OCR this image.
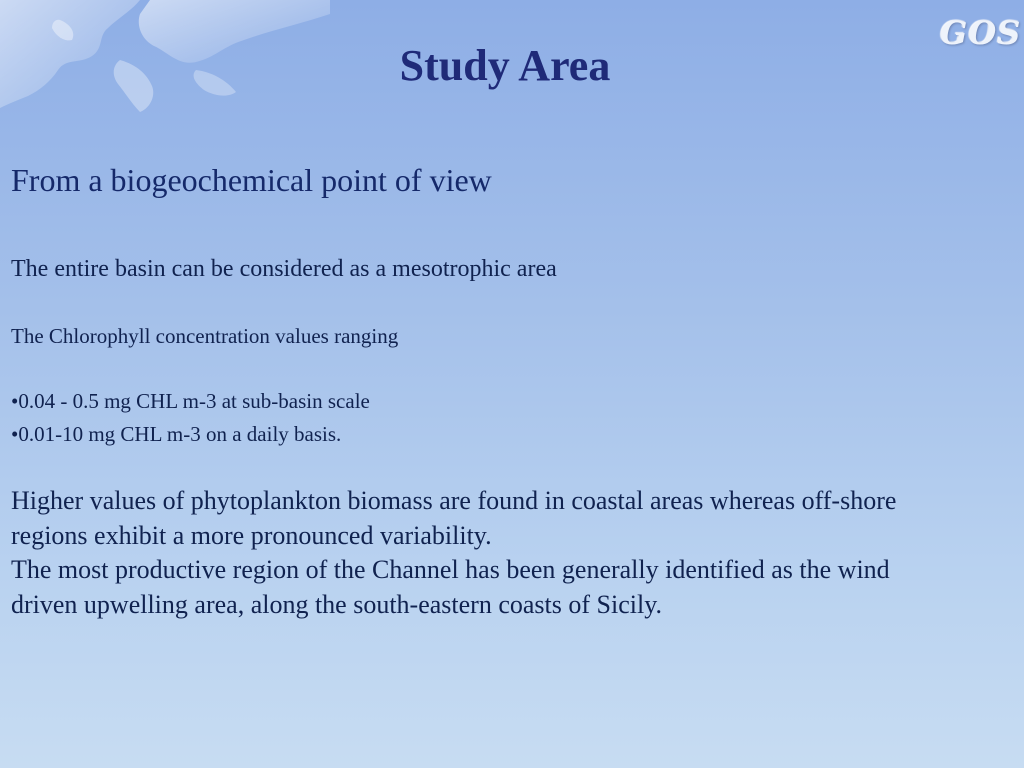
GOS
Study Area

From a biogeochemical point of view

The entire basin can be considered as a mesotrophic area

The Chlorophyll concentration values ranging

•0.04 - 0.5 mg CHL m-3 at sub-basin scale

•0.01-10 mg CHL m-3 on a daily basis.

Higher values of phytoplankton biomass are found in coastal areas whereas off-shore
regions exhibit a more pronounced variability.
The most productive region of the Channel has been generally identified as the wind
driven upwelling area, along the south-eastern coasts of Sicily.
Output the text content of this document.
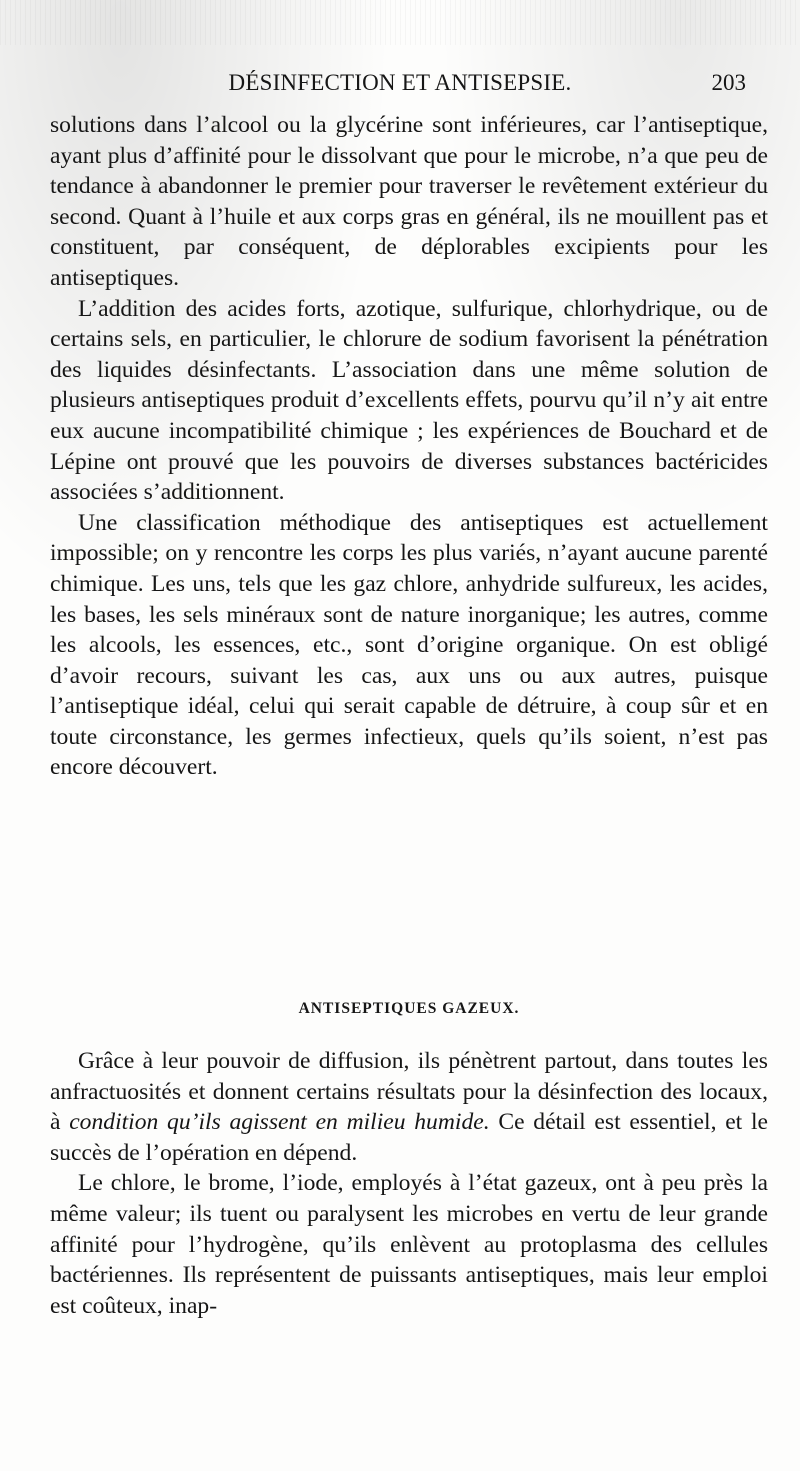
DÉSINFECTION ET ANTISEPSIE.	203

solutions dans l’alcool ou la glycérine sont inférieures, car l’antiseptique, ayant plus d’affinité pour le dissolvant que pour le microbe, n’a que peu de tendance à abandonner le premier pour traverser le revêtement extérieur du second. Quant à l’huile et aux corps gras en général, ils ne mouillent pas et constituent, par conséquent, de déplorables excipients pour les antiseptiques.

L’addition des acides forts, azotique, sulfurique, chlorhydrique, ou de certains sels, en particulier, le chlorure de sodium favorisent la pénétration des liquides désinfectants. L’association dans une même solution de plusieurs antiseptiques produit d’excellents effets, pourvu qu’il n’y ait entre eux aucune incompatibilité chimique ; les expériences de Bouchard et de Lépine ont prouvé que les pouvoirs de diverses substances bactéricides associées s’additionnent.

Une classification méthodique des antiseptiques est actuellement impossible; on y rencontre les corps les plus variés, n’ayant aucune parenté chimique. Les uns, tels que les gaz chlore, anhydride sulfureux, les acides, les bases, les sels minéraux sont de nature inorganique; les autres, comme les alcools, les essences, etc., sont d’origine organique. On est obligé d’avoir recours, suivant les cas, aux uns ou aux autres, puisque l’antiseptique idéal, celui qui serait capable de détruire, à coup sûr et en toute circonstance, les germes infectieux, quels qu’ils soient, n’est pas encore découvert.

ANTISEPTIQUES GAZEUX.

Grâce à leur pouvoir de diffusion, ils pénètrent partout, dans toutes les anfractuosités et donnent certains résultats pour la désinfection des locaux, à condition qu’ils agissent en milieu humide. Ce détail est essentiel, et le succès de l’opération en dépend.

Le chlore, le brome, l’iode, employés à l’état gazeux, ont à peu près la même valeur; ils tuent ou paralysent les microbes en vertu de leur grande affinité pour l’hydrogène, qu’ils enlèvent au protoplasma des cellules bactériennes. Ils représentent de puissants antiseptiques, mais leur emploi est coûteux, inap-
========================================================================
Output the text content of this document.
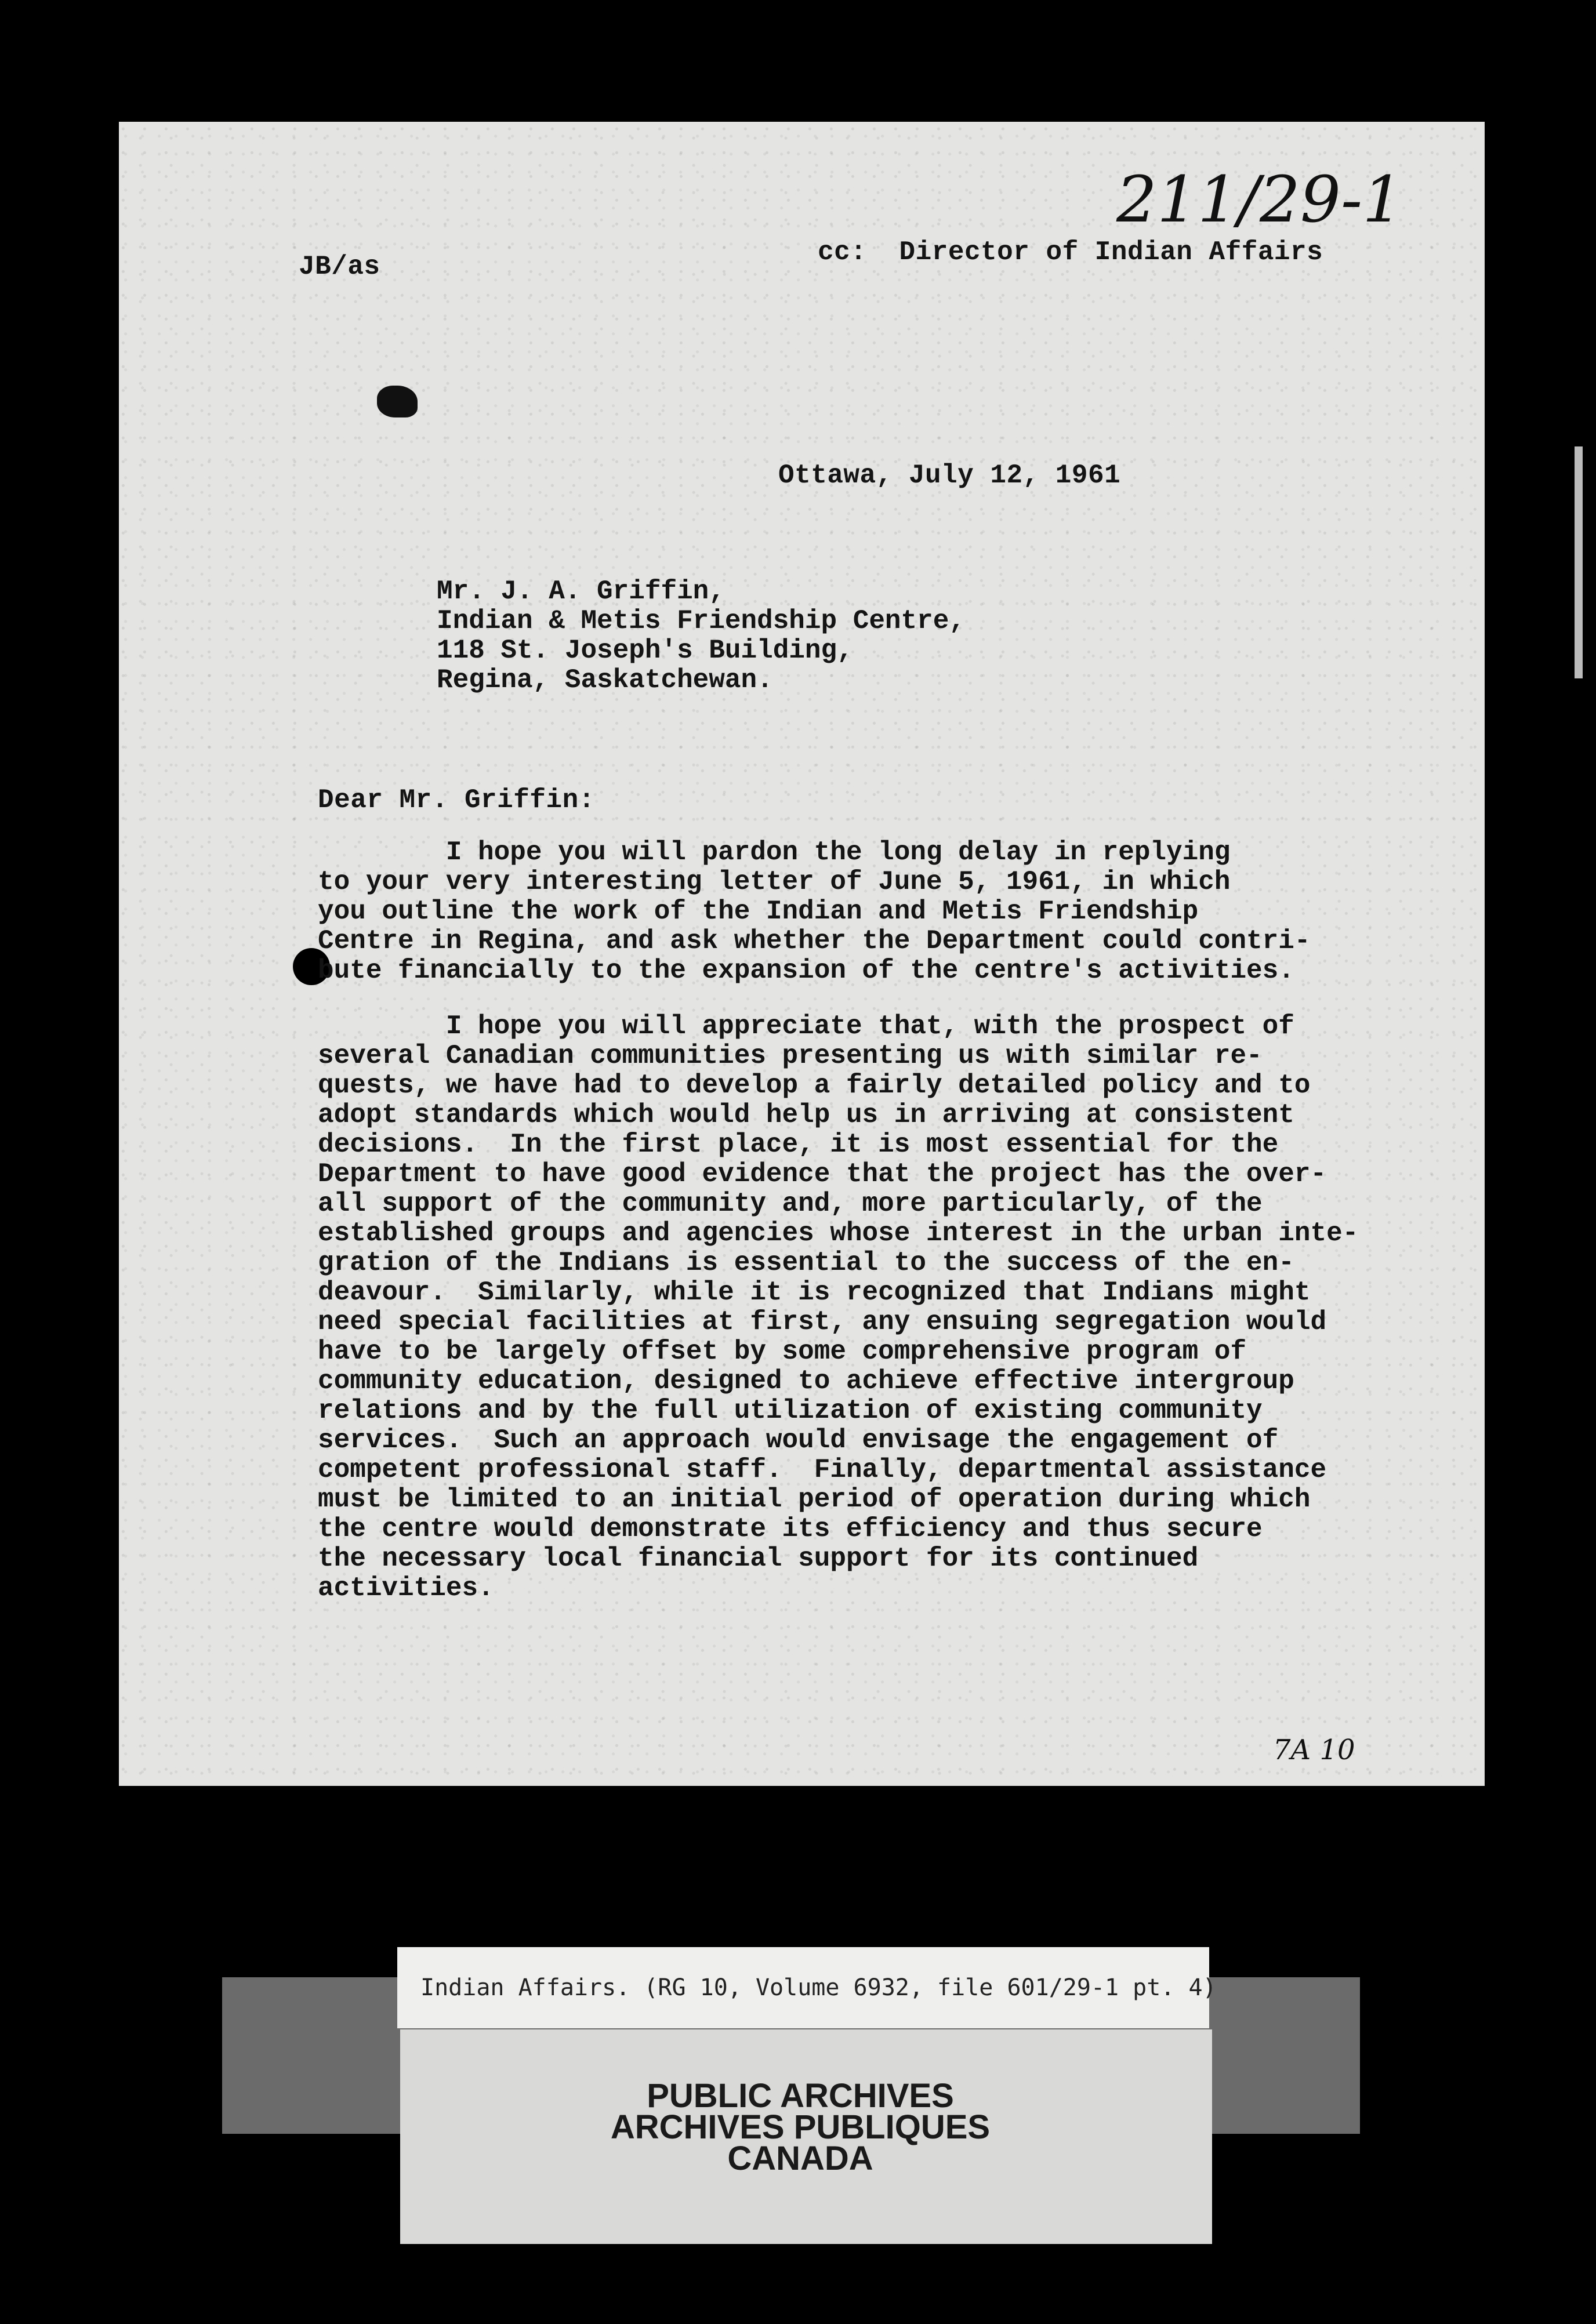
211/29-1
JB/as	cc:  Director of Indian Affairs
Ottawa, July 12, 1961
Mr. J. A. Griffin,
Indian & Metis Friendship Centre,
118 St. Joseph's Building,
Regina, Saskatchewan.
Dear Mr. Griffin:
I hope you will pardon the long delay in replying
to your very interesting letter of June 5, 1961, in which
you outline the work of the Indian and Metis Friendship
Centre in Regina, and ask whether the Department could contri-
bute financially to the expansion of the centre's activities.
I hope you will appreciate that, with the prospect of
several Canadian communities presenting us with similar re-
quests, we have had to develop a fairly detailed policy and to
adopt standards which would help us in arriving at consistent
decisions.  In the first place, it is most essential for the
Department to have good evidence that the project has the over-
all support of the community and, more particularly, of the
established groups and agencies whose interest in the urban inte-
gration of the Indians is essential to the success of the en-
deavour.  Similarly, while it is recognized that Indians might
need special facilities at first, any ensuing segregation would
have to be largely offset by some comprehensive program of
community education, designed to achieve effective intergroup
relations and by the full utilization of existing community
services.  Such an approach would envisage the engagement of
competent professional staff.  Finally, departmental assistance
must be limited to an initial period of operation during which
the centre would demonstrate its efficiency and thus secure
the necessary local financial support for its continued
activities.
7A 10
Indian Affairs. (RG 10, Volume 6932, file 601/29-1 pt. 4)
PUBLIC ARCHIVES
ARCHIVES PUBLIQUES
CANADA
========================================================================
Task goal: Pull out each line of the records holding the string "Friendship".

Result of this exercise:
Indian & Metis Friendship Centre,
you outline the work of the Indian and Metis Friendship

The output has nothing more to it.